Where a line below holds the string "placeholder", copy that line.

**MATERIAL FOR THE TASK:**
——

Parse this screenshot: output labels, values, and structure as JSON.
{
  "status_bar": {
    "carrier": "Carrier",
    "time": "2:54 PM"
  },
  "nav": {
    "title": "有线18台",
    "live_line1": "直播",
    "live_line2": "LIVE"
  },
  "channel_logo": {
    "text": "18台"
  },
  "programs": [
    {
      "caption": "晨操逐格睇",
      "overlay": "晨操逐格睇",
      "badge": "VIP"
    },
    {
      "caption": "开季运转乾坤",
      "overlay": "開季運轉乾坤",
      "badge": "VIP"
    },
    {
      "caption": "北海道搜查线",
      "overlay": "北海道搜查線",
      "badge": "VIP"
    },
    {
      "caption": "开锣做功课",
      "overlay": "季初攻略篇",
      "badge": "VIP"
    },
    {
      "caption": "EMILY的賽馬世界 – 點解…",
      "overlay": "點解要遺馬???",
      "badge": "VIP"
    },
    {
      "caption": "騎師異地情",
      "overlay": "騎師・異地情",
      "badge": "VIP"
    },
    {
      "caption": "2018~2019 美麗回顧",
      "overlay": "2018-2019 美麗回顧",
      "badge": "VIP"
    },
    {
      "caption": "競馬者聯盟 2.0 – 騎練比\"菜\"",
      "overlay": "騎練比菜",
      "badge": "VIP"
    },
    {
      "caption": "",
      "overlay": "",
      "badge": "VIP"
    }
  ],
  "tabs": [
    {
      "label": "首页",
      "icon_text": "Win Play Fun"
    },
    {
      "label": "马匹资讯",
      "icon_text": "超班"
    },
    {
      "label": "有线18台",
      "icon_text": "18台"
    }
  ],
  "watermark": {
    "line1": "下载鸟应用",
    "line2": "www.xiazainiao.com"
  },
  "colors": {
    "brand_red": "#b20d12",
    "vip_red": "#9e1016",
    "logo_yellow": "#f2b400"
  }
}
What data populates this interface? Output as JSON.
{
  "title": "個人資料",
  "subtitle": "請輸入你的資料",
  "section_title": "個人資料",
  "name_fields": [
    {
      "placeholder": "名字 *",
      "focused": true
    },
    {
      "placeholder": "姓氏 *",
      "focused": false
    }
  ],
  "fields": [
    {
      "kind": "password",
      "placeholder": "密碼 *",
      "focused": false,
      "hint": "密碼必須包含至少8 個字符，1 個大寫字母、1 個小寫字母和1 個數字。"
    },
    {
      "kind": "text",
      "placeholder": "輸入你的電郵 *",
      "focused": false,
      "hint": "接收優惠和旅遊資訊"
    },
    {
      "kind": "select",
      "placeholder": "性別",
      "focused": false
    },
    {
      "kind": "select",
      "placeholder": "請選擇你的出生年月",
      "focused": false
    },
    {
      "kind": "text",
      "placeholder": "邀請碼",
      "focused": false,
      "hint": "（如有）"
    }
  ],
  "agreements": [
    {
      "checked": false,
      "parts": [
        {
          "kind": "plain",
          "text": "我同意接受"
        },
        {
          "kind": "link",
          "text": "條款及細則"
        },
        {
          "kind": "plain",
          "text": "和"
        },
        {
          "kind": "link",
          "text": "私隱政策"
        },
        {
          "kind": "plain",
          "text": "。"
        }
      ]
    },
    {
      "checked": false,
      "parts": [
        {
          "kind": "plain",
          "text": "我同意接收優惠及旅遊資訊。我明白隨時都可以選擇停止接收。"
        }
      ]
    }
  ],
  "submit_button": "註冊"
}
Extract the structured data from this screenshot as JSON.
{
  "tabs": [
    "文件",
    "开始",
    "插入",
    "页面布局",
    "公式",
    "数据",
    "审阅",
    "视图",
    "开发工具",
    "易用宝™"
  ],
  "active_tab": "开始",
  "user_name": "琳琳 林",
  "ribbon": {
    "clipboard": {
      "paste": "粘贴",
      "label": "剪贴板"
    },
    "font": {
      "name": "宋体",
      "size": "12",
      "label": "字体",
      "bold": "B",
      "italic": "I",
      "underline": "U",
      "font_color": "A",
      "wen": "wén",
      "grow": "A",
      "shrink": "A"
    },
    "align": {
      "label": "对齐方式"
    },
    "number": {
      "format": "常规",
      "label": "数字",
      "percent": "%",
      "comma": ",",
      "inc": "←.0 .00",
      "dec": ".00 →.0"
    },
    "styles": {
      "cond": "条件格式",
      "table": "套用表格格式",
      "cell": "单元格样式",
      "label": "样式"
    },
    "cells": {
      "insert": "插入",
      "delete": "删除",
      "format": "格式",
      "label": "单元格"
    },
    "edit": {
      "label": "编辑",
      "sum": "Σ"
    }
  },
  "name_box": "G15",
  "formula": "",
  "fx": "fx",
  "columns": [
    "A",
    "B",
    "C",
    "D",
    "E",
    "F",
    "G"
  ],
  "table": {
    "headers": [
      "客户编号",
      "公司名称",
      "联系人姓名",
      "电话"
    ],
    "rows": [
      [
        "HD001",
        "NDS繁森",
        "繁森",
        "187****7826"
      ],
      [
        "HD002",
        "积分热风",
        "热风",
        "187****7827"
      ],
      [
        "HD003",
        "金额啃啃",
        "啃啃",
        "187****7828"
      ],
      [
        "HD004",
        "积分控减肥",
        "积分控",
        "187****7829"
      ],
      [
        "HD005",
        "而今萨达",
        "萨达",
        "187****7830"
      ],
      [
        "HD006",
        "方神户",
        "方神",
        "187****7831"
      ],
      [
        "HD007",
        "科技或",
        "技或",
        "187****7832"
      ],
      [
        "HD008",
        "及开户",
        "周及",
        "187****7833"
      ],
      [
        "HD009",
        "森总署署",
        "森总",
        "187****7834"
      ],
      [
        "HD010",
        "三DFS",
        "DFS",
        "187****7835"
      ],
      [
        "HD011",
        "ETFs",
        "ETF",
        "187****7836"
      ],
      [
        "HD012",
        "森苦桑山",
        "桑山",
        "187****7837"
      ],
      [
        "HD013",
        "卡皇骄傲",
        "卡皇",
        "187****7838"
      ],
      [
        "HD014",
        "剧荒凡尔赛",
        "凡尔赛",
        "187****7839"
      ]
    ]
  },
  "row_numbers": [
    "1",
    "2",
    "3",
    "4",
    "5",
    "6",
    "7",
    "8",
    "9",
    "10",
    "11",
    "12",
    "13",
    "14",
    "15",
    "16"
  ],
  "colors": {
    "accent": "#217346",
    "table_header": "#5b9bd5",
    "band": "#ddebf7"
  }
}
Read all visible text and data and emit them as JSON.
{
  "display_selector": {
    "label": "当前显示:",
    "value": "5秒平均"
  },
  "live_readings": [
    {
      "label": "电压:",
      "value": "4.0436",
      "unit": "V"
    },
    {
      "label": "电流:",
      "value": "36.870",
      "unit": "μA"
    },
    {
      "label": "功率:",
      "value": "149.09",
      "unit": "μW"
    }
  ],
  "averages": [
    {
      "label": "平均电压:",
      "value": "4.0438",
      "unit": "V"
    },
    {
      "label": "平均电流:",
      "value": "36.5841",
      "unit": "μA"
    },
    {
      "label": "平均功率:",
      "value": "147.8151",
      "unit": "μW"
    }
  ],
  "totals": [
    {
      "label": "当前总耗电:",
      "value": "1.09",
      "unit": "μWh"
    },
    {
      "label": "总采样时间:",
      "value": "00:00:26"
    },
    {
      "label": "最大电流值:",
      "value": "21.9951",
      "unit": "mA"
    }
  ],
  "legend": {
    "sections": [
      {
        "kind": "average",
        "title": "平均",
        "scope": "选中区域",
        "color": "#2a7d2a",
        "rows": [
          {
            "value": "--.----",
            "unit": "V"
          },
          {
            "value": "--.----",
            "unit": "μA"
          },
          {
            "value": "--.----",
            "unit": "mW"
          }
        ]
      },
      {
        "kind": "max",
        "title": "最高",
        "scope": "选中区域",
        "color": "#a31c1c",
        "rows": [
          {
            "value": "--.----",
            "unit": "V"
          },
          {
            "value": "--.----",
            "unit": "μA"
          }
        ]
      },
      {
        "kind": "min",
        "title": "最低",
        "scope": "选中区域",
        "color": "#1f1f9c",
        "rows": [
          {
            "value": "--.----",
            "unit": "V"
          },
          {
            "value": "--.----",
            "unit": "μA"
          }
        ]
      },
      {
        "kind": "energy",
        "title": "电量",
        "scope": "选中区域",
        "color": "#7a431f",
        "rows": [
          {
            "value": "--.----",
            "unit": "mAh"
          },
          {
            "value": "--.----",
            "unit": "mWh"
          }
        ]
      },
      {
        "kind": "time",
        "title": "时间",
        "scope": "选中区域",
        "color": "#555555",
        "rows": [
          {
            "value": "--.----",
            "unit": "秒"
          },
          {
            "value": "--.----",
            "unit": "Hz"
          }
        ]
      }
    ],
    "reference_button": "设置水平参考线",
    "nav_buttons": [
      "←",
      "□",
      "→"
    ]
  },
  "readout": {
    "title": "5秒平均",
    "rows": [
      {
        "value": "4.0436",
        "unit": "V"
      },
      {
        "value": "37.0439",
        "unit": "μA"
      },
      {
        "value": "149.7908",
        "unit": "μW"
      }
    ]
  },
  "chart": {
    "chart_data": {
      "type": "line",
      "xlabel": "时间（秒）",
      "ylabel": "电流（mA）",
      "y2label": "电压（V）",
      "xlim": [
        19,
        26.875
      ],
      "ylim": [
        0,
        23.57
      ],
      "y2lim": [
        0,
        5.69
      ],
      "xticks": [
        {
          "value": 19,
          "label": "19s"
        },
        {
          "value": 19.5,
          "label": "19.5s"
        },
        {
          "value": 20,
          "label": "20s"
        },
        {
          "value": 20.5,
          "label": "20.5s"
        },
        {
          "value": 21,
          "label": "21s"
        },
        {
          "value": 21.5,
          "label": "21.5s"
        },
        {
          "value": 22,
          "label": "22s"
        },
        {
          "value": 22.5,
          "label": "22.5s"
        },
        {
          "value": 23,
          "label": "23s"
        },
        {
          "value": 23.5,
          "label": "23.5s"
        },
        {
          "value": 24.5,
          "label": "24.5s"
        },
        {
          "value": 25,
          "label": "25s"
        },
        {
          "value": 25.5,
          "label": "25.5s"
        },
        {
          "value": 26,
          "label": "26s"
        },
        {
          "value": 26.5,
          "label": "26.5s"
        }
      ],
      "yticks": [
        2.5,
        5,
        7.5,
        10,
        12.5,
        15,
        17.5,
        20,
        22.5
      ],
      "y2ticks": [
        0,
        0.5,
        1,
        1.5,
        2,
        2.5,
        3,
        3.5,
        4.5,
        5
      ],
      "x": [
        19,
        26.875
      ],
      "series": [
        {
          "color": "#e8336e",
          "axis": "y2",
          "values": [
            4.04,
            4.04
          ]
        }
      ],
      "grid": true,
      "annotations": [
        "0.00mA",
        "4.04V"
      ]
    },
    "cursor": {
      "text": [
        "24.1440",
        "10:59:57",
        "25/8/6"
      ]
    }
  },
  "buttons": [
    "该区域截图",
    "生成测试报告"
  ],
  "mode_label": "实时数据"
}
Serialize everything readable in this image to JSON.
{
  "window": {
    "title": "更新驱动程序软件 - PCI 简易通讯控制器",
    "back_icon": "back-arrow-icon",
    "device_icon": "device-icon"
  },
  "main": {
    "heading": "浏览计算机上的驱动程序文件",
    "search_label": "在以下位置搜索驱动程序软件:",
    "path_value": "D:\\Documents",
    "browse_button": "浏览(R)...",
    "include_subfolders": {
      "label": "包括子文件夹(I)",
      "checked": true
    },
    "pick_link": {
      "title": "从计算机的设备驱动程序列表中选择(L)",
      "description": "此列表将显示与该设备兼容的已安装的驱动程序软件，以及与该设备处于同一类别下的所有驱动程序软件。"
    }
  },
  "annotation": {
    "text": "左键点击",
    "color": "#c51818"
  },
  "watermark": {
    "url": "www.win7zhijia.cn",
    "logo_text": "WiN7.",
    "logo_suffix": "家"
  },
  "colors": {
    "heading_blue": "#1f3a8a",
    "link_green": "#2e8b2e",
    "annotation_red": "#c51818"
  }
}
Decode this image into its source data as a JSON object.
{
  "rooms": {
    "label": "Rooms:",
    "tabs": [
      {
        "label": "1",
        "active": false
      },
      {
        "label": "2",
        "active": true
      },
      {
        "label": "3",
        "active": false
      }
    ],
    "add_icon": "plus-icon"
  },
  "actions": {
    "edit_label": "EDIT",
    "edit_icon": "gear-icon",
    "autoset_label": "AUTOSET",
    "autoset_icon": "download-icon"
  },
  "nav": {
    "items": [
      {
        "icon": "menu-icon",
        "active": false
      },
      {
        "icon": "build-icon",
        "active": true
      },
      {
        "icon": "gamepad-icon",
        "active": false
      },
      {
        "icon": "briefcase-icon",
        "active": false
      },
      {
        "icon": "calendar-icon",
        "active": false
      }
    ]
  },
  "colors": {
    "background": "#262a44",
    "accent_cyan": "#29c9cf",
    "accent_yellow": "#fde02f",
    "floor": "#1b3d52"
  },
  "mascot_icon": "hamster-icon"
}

——

**RESULT OF THIS TASK:**
      "placeholder": "名字 *",
      "placeholder": "姓氏 *",
      "placeholder": "密碼 *",
      "placeholder": "輸入你的電郵 *",
      "placeholder": "性別",
      "placeholder": "請選擇你的出生年月",
      "placeholder": "邀請碼",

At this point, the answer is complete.